__What is asked__
Below are entries to be transcribed exactly; exclude the pictures from the copy.

__Excerpted data__
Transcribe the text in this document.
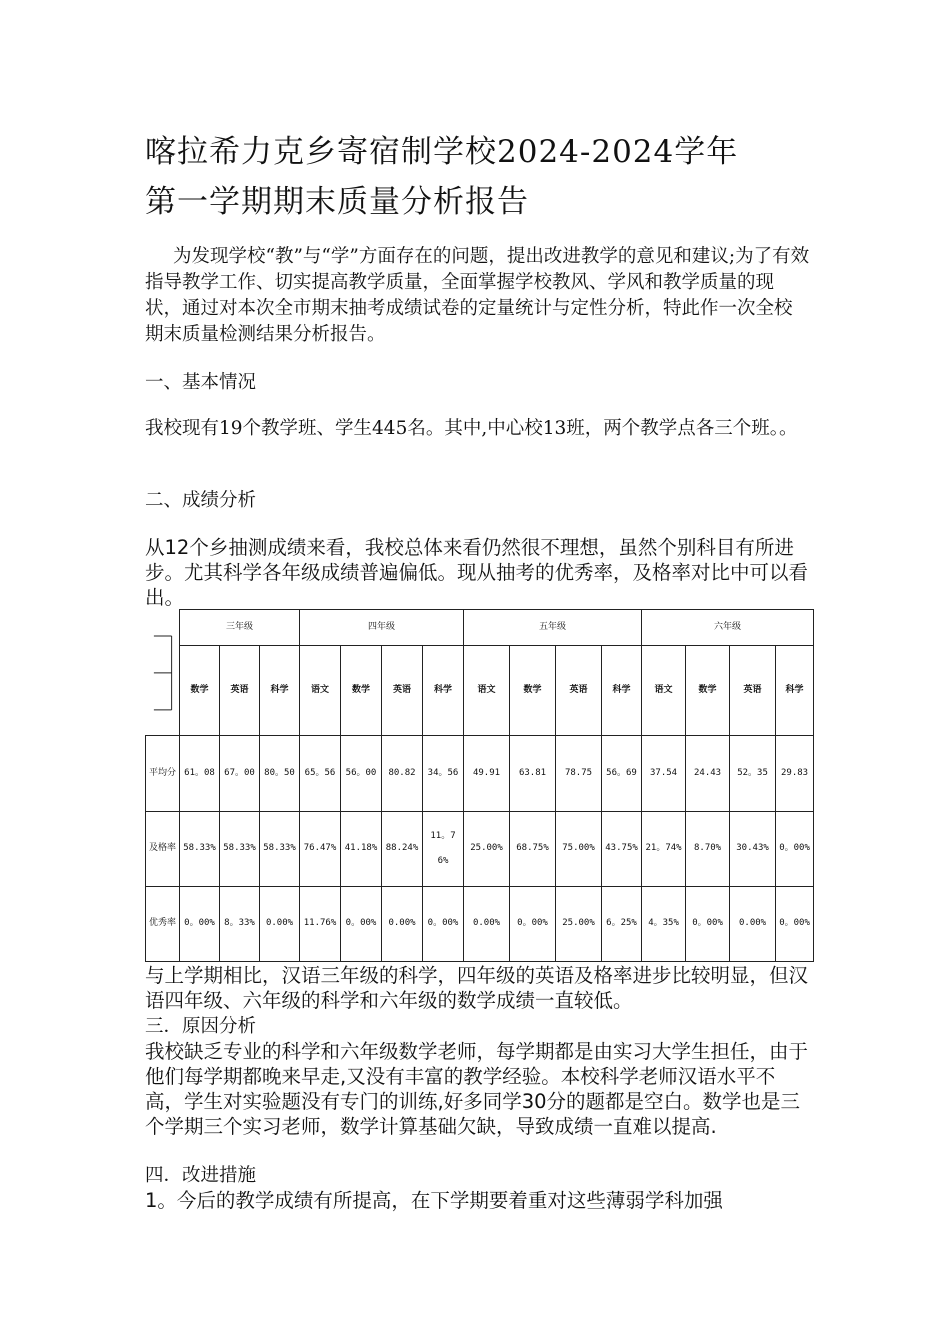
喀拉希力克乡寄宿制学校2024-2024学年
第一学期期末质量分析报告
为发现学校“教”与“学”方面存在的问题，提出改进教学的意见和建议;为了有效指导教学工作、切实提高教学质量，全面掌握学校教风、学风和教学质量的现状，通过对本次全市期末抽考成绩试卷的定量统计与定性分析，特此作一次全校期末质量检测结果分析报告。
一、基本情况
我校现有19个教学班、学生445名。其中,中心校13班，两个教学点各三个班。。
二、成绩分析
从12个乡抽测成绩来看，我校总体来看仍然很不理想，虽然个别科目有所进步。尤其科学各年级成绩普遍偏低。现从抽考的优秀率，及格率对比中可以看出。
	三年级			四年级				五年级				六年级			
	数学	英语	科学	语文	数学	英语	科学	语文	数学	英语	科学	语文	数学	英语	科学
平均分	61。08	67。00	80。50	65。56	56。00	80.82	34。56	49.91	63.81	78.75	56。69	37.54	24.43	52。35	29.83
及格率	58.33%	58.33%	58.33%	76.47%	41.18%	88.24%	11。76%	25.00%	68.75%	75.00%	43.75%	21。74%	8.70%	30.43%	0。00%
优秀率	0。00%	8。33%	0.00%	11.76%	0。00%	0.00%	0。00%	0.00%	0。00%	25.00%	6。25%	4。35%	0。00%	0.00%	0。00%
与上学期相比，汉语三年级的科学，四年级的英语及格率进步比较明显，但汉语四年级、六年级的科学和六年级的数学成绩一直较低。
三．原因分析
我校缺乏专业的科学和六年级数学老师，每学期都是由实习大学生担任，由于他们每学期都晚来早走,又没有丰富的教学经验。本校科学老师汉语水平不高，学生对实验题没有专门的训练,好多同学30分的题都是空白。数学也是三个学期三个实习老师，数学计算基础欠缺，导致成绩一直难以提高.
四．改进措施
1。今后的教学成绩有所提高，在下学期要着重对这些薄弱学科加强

__Solution to the exercise__
Transcribe the text in this document.
喀拉希力克乡寄宿制学校2024-2024学年
第一学期期末质量分析报告
为发现学校“教”与“学”方面存在的问题，提出改进教学的意见和建议;为了有效指导教学工作、切实提高教学质量，全面掌握学校教风、学风和教学质量的现状，通过对本次全市期末抽考成绩试卷的定量统计与定性分析，特此作一次全校期末质量检测结果分析报告。
一、基本情况
我校现有19个教学班、学生445名。其中,中心校13班，两个教学点各三个班。。
二、成绩分析
从12个乡抽测成绩来看，我校总体来看仍然很不理想，虽然个别科目有所进步。尤其科学各年级成绩普遍偏低。现从抽考的优秀率，及格率对比中可以看出。
	三年级			四年级				五年级				六年级			
	数学	英语	科学	语文	数学	英语	科学	语文	数学	英语	科学	语文	数学	英语	科学
平均分	61。08	67。00	80。50	65。56	56。00	80.82	34。56	49.91	63.81	78.75	56。69	37.54	24.43	52。35	29.83
及格率	58.33%	58.33%	58.33%	76.47%	41.18%	88.24%	11。76%	25.00%	68.75%	75.00%	43.75%	21。74%	8.70%	30.43%	0。00%
优秀率	0。00%	8。33%	0.00%	11.76%	0。00%	0.00%	0。00%	0.00%	0。00%	25.00%	6。25%	4。35%	0。00%	0.00%	0。00%
与上学期相比，汉语三年级的科学，四年级的英语及格率进步比较明显，但汉语四年级、六年级的科学和六年级的数学成绩一直较低。
三．原因分析
我校缺乏专业的科学和六年级数学老师，每学期都是由实习大学生担任，由于他们每学期都晚来早走,又没有丰富的教学经验。本校科学老师汉语水平不高，学生对实验题没有专门的训练,好多同学30分的题都是空白。数学也是三个学期三个实习老师，数学计算基础欠缺，导致成绩一直难以提高.
四．改进措施
1。今后的教学成绩有所提高，在下学期要着重对这些薄弱学科加强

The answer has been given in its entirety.